--- start Record extracts ---
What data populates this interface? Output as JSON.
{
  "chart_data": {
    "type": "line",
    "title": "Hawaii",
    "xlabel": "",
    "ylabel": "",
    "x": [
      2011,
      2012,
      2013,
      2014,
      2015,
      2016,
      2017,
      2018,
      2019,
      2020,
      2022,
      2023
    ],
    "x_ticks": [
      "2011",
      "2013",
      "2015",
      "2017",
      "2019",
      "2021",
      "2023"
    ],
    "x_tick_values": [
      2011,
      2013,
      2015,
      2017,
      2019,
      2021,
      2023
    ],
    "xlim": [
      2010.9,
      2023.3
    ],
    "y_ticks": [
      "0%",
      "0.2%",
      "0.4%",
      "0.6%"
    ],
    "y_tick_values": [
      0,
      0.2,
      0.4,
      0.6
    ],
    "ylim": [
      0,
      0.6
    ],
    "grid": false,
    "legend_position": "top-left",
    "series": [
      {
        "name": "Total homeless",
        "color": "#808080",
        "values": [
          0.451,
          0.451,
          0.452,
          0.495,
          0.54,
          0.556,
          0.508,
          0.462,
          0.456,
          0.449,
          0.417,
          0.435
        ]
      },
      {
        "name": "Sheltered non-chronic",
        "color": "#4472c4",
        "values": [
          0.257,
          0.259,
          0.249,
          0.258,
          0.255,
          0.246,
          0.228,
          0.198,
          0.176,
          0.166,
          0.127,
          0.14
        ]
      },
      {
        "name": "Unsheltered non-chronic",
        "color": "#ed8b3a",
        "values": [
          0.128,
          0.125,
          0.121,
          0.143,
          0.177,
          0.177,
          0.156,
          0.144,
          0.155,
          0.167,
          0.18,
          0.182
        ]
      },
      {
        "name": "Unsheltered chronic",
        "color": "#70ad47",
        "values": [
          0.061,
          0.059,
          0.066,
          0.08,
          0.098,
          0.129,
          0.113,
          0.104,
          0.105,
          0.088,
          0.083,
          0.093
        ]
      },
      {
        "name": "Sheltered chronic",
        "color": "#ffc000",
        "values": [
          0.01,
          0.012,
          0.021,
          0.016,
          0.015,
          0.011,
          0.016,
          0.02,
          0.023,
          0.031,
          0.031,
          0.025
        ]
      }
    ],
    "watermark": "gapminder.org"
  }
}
--- end Record extracts ---
> **What is needed**: Transcribe every line of the data, exactly as it stands.

> **Final answer**:
What data populates this interface? Output as JSON.
{
  "chart_data": {
    "type": "line",
    "title": "Hawaii",
    "xlabel": "",
    "ylabel": "",
    "x": [
      2011,
      2012,
      2013,
      2014,
      2015,
      2016,
      2017,
      2018,
      2019,
      2020,
      2022,
      2023
    ],
    "x_ticks": [
      "2011",
      "2013",
      "2015",
      "2017",
      "2019",
      "2021",
      "2023"
    ],
    "x_tick_values": [
      2011,
      2013,
      2015,
      2017,
      2019,
      2021,
      2023
    ],
    "xlim": [
      2010.9,
      2023.3
    ],
    "y_ticks": [
      "0%",
      "0.2%",
      "0.4%",
      "0.6%"
    ],
    "y_tick_values": [
      0,
      0.2,
      0.4,
      0.6
    ],
    "ylim": [
      0,
      0.6
    ],
    "grid": false,
    "legend_position": "top-left",
    "series": [
      {
        "name": "Total homeless",
        "color": "#808080",
        "values": [
          0.451,
          0.451,
          0.452,
          0.495,
          0.54,
          0.556,
          0.508,
          0.462,
          0.456,
          0.449,
          0.417,
          0.435
        ]
      },
      {
        "name": "Sheltered non-chronic",
        "color": "#4472c4",
        "values": [
          0.257,
          0.259,
          0.249,
          0.258,
          0.255,
          0.246,
          0.228,
          0.198,
          0.176,
          0.166,
          0.127,
          0.14
        ]
      },
      {
        "name": "Unsheltered non-chronic",
        "color": "#ed8b3a",
        "values": [
          0.128,
          0.125,
          0.121,
          0.143,
          0.177,
          0.177,
          0.156,
          0.144,
          0.155,
          0.167,
          0.18,
          0.182
        ]
      },
      {
        "name": "Unsheltered chronic",
        "color": "#70ad47",
        "values": [
          0.061,
          0.059,
          0.066,
          0.08,
          0.098,
          0.129,
          0.113,
          0.104,
          0.105,
          0.088,
          0.083,
          0.093
        ]
      },
      {
        "name": "Sheltered chronic",
        "color": "#ffc000",
        "values": [
          0.01,
          0.012,
          0.021,
          0.016,
          0.015,
          0.011,
          0.016,
          0.02,
          0.023,
          0.031,
          0.031,
          0.025
        ]
      }
    ],
    "watermark": "gapminder.org"
  }
}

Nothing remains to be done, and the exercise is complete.